EXERCISE ▸ Your task is to repeat the records exactly from the line containing "What text is on this page?" onward, through the final line.

▼▼▼

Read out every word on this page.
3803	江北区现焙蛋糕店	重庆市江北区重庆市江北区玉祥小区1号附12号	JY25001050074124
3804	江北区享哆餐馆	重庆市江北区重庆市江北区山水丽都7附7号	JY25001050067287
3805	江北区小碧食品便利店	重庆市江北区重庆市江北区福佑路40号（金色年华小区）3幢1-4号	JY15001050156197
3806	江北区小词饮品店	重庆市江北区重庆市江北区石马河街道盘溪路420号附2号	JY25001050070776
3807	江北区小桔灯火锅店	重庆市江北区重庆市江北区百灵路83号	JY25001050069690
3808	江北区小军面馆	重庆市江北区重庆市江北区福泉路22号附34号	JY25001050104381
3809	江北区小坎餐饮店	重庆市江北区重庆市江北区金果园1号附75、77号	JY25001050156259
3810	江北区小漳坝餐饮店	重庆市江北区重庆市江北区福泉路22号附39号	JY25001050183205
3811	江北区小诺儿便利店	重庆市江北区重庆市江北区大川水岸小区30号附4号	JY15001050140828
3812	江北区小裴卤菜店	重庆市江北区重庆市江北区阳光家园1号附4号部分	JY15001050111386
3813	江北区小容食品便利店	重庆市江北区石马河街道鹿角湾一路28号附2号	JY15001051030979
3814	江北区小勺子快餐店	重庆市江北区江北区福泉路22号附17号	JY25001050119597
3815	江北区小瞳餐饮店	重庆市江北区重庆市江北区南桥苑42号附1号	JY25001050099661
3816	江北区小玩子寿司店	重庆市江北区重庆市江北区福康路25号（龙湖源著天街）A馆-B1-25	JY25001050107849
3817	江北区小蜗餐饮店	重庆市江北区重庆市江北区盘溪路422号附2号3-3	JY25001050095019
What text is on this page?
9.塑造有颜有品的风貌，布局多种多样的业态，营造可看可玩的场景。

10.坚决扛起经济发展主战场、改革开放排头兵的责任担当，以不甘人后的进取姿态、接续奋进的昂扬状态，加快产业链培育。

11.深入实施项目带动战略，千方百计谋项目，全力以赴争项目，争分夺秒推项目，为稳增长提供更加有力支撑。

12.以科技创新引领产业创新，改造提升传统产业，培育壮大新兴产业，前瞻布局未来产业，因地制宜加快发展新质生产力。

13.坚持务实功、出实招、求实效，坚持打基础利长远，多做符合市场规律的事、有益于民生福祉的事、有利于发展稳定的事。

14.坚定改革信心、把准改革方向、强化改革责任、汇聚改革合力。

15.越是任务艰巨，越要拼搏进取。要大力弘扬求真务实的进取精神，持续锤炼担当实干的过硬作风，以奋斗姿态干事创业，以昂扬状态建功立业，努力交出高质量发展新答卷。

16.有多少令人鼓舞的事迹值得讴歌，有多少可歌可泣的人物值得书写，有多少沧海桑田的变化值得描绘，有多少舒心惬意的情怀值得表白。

▲▲▲

RESPONSE TO THIS TASK ▸
What text is on this page?
9.塑造有颜有品的风貌，布局多种多样的业态，营造可看可玩的场景。

10.坚决扛起经济发展主战场、改革开放排头兵的责任担当，以不甘人后的进取姿态、接续奋进的昂扬状态，加快产业链培育。

11.深入实施项目带动战略，千方百计谋项目，全力以赴争项目，争分夺秒推项目，为稳增长提供更加有力支撑。

12.以科技创新引领产业创新，改造提升传统产业，培育壮大新兴产业，前瞻布局未来产业，因地制宜加快发展新质生产力。

13.坚持务实功、出实招、求实效，坚持打基础利长远，多做符合市场规律的事、有益于民生福祉的事、有利于发展稳定的事。

14.坚定改革信心、把准改革方向、强化改革责任、汇聚改革合力。

15.越是任务艰巨，越要拼搏进取。要大力弘扬求真务实的进取精神，持续锤炼担当实干的过硬作风，以奋斗姿态干事创业，以昂扬状态建功立业，努力交出高质量发展新答卷。

16.有多少令人鼓舞的事迹值得讴歌，有多少可歌可泣的人物值得书写，有多少沧海桑田的变化值得描绘，有多少舒心惬意的情怀值得表白。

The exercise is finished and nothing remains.